### DESCRIPTION OF THE TASK
Copy the data below exactly, omitting any picture it contains.

### EXTRACTED INFORMATION
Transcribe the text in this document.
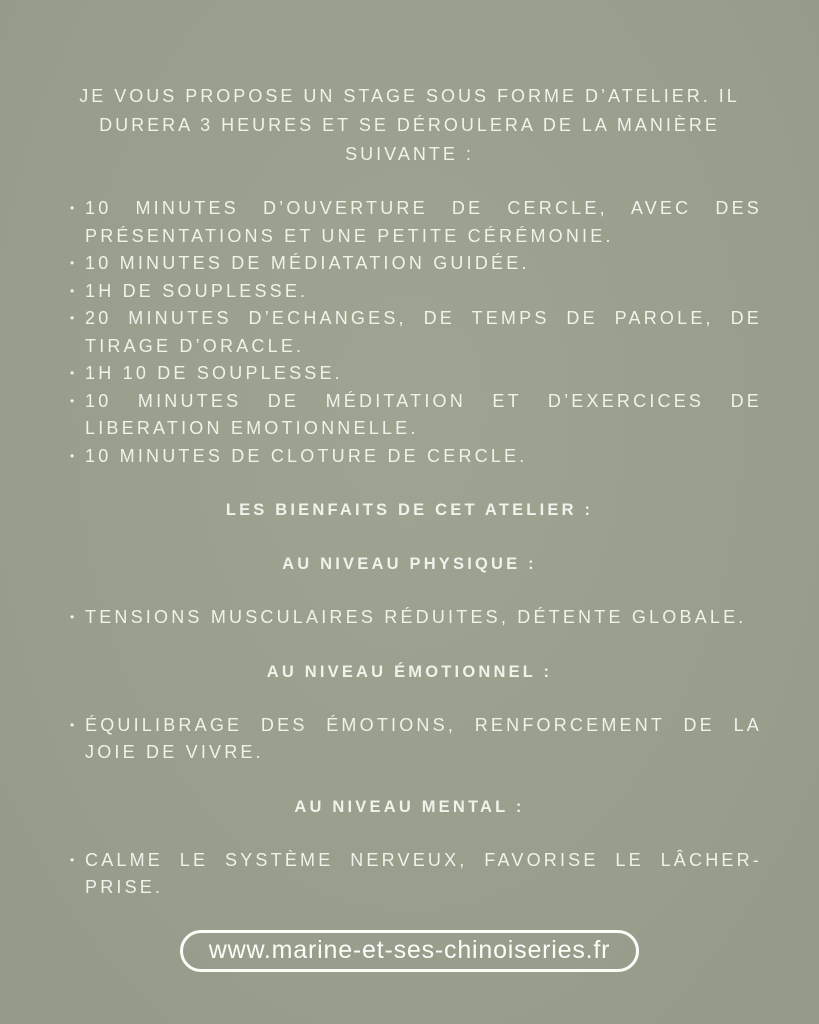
JE VOUS PROPOSE UN STAGE SOUS FORME D’ATELIER. IL DURERA 3 HEURES ET SE DÉROULERA DE LA MANIÈRE SUIVANTE :

• 10 MINUTES D’OUVERTURE DE CERCLE, AVEC DES PRÉSENTATIONS ET UNE PETITE CÉRÉMONIE.
• 10 MINUTES DE MÉDIATATION GUIDÉE.
• 1H DE SOUPLESSE.
• 20 MINUTES D’ECHANGES, DE TEMPS DE PAROLE, DE TIRAGE D’ORACLE.
• 1H 10 DE SOUPLESSE.
• 10 MINUTES DE MÉDITATION ET D’EXERCICES DE LIBERATION EMOTIONNELLE.
• 10 MINUTES DE CLOTURE DE CERCLE.
LES BIENFAITS DE CET ATELIER :
AU NIVEAU PHYSIQUE :
• TENSIONS MUSCULAIRES RÉDUITES, DÉTENTE GLOBALE.
AU NIVEAU ÉMOTIONNEL :
• ÉQUILIBRAGE DES ÉMOTIONS, RENFORCEMENT DE LA JOIE DE VIVRE.
AU NIVEAU MENTAL :
• CALME LE SYSTÈME NERVEUX, FAVORISE LE LÂCHER-PRISE.
www.marine-et-ses-chinoiseries.fr
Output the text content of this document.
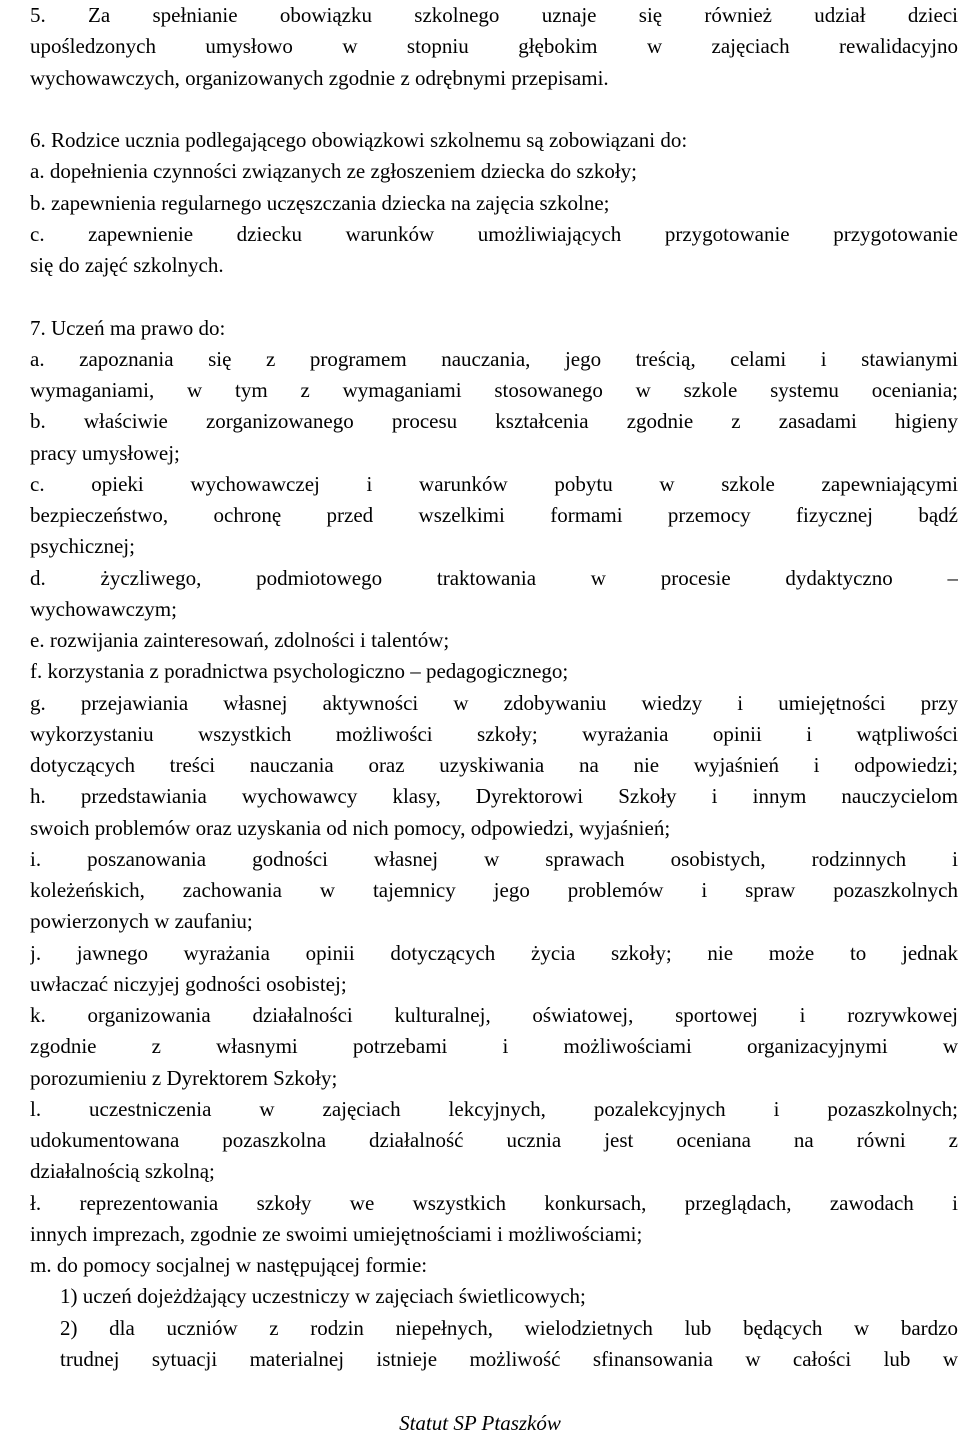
5. Za spełnianie obowiązku szkolnego uznaje się również udział dzieci
upośledzonych umysłowo w stopniu głębokim w zajęciach rewalidacyjno
wychowawczych, organizowanych zgodnie z odrębnymi przepisami.
6. Rodzice ucznia podlegającego obowiązkowi szkolnemu są zobowiązani do:
a. dopełnienia czynności związanych ze zgłoszeniem dziecka do szkoły;
b. zapewnienia regularnego uczęszczania dziecka na zajęcia szkolne;
c. zapewnienie dziecku warunków umożliwiających przygotowanie przygotowanie
się do zajęć szkolnych.
7. Uczeń ma prawo do:
a. zapoznania się z programem nauczania, jego treścią, celami i stawianymi
wymaganiami, w tym z wymaganiami stosowanego w szkole systemu oceniania;
b. właściwie zorganizowanego procesu kształcenia zgodnie z zasadami higieny
pracy umysłowej;
c. opieki wychowawczej i warunków pobytu w szkole zapewniającymi
bezpieczeństwo, ochronę przed wszelkimi formami przemocy fizycznej bądź
psychicznej;
d. życzliwego, podmiotowego traktowania w procesie dydaktyczno –
wychowawczym;
e. rozwijania zainteresowań, zdolności i talentów;
f. korzystania z poradnictwa psychologiczno – pedagogicznego;
g. przejawiania własnej aktywności w zdobywaniu wiedzy i umiejętności przy
wykorzystaniu wszystkich możliwości szkoły; wyrażania opinii i wątpliwości
dotyczących treści nauczania oraz uzyskiwania na nie wyjaśnień i odpowiedzi;
h. przedstawiania wychowawcy klasy, Dyrektorowi Szkoły i innym nauczycielom
swoich problemów oraz uzyskania od nich pomocy, odpowiedzi, wyjaśnień;
i. poszanowania godności własnej w sprawach osobistych, rodzinnych i
koleżeńskich, zachowania w tajemnicy jego problemów i spraw pozaszkolnych
powierzonych w zaufaniu;
j. jawnego wyrażania opinii dotyczących życia szkoły; nie może to jednak
uwłaczać niczyjej godności osobistej;
k. organizowania działalności kulturalnej, oświatowej, sportowej i rozrywkowej
zgodnie z własnymi potrzebami i możliwościami organizacyjnymi w
porozumieniu z Dyrektorem Szkoły;
l. uczestniczenia w zajęciach lekcyjnych, pozalekcyjnych i pozaszkolnych;
udokumentowana pozaszkolna działalność ucznia jest oceniana na równi z
działalnością szkolną;
ł. reprezentowania szkoły we wszystkich konkursach, przeglądach, zawodach i
innych imprezach, zgodnie ze swoimi umiejętnościami i możliwościami;
m. do pomocy socjalnej w następującej formie:
1) uczeń dojeżdżający uczestniczy w zajęciach świetlicowych;
2) dla uczniów z rodzin niepełnych, wielodzietnych lub będących w bardzo
trudnej sytuacji materialnej istnieje możliwość sfinansowania w całości lub w
Statut SP Ptaszków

### EXERCISE SOLUTION
Transcribe the text in this document.
JE VOUS PROPOSE UN STAGE SOUS FORME D’ATELIER. IL DURERA 3 HEURES ET SE DÉROULERA DE LA MANIÈRE SUIVANTE :

• 10 MINUTES D’OUVERTURE DE CERCLE, AVEC DES PRÉSENTATIONS ET UNE PETITE CÉRÉMONIE.
• 10 MINUTES DE MÉDIATATION GUIDÉE.
• 1H DE SOUPLESSE.
• 20 MINUTES D’ECHANGES, DE TEMPS DE PAROLE, DE TIRAGE D’ORACLE.
• 1H 10 DE SOUPLESSE.
• 10 MINUTES DE MÉDITATION ET D’EXERCICES DE LIBERATION EMOTIONNELLE.
• 10 MINUTES DE CLOTURE DE CERCLE.
LES BIENFAITS DE CET ATELIER :
AU NIVEAU PHYSIQUE :
• TENSIONS MUSCULAIRES RÉDUITES, DÉTENTE GLOBALE.
AU NIVEAU ÉMOTIONNEL :
• ÉQUILIBRAGE DES ÉMOTIONS, RENFORCEMENT DE LA JOIE DE VIVRE.
AU NIVEAU MENTAL :
• CALME LE SYSTÈME NERVEUX, FAVORISE LE LÂCHER-PRISE.
www.marine-et-ses-chinoiseries.fr
Output the text content of this document.
5. Za spełnianie obowiązku szkolnego uznaje się również udział dzieci
upośledzonych umysłowo w stopniu głębokim w zajęciach rewalidacyjno
wychowawczych, organizowanych zgodnie z odrębnymi przepisami.
6. Rodzice ucznia podlegającego obowiązkowi szkolnemu są zobowiązani do:
a. dopełnienia czynności związanych ze zgłoszeniem dziecka do szkoły;
b. zapewnienia regularnego uczęszczania dziecka na zajęcia szkolne;
c. zapewnienie dziecku warunków umożliwiających przygotowanie przygotowanie
się do zajęć szkolnych.
7. Uczeń ma prawo do:
a. zapoznania się z programem nauczania, jego treścią, celami i stawianymi
wymaganiami, w tym z wymaganiami stosowanego w szkole systemu oceniania;
b. właściwie zorganizowanego procesu kształcenia zgodnie z zasadami higieny
pracy umysłowej;
c. opieki wychowawczej i warunków pobytu w szkole zapewniającymi
bezpieczeństwo, ochronę przed wszelkimi formami przemocy fizycznej bądź
psychicznej;
d. życzliwego, podmiotowego traktowania w procesie dydaktyczno –
wychowawczym;
e. rozwijania zainteresowań, zdolności i talentów;
f. korzystania z poradnictwa psychologiczno – pedagogicznego;
g. przejawiania własnej aktywności w zdobywaniu wiedzy i umiejętności przy
wykorzystaniu wszystkich możliwości szkoły; wyrażania opinii i wątpliwości
dotyczących treści nauczania oraz uzyskiwania na nie wyjaśnień i odpowiedzi;
h. przedstawiania wychowawcy klasy, Dyrektorowi Szkoły i innym nauczycielom
swoich problemów oraz uzyskania od nich pomocy, odpowiedzi, wyjaśnień;
i. poszanowania godności własnej w sprawach osobistych, rodzinnych i
koleżeńskich, zachowania w tajemnicy jego problemów i spraw pozaszkolnych
powierzonych w zaufaniu;
j. jawnego wyrażania opinii dotyczących życia szkoły; nie może to jednak
uwłaczać niczyjej godności osobistej;
k. organizowania działalności kulturalnej, oświatowej, sportowej i rozrywkowej
zgodnie z własnymi potrzebami i możliwościami organizacyjnymi w
porozumieniu z Dyrektorem Szkoły;
l. uczestniczenia w zajęciach lekcyjnych, pozalekcyjnych i pozaszkolnych;
udokumentowana pozaszkolna działalność ucznia jest oceniana na równi z
działalnością szkolną;
ł. reprezentowania szkoły we wszystkich konkursach, przeglądach, zawodach i
innych imprezach, zgodnie ze swoimi umiejętnościami i możliwościami;
m. do pomocy socjalnej w następującej formie:
1) uczeń dojeżdżający uczestniczy w zajęciach świetlicowych;
2) dla uczniów z rodzin niepełnych, wielodzietnych lub będących w bardzo
trudnej sytuacji materialnej istnieje możliwość sfinansowania w całości lub w
Statut SP Ptaszków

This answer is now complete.